▶ [THE INPUT]
>> start

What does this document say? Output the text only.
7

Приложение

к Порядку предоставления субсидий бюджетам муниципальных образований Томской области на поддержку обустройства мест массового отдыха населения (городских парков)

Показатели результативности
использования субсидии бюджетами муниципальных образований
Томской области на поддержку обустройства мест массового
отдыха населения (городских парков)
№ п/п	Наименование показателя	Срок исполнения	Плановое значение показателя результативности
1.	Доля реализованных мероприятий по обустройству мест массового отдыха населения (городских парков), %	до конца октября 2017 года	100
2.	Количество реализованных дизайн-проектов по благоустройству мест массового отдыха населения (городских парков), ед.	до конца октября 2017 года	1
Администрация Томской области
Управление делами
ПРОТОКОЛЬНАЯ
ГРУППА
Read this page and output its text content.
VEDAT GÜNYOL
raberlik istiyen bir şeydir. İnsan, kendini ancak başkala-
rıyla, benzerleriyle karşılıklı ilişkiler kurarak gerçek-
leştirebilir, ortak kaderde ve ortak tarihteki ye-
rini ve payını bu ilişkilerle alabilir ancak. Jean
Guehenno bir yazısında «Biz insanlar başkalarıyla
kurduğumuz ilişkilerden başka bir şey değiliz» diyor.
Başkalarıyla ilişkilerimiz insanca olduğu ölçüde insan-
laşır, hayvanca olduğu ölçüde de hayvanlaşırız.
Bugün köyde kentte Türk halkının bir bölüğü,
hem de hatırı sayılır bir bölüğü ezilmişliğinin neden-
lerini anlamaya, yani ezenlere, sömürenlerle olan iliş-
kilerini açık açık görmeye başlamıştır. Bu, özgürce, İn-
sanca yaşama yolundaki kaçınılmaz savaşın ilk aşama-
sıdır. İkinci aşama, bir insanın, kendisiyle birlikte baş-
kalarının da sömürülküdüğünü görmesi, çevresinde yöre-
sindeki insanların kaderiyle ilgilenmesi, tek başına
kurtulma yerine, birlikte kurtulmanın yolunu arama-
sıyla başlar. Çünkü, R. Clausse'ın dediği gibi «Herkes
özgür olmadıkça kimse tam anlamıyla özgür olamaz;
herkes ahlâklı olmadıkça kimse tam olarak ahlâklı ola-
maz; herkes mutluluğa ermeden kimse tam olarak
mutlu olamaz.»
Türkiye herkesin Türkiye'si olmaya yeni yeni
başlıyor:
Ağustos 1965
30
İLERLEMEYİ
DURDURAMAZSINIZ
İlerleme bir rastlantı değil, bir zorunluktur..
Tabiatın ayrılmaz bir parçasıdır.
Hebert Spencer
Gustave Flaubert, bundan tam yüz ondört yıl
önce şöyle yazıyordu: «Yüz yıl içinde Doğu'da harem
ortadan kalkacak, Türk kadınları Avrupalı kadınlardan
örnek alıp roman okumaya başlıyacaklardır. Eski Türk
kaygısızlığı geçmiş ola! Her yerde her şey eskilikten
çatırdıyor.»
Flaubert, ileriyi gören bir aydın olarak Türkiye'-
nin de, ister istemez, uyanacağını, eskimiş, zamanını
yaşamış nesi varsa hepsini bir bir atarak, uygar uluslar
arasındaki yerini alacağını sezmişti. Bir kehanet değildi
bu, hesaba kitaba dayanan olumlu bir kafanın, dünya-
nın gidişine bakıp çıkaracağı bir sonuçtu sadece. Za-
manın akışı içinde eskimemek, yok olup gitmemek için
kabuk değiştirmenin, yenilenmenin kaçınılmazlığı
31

>> end

Look through the listing above. Pick out each line with "области" and copy it.

▶ [EXERCISE RESULT]
к Порядку предоставления субсидий бюджетам муниципальных образований Томской области на поддержку обустройства мест массового отдыха населения (городских парков)
Томской области на поддержку обустройства мест массового
Администрация Томской области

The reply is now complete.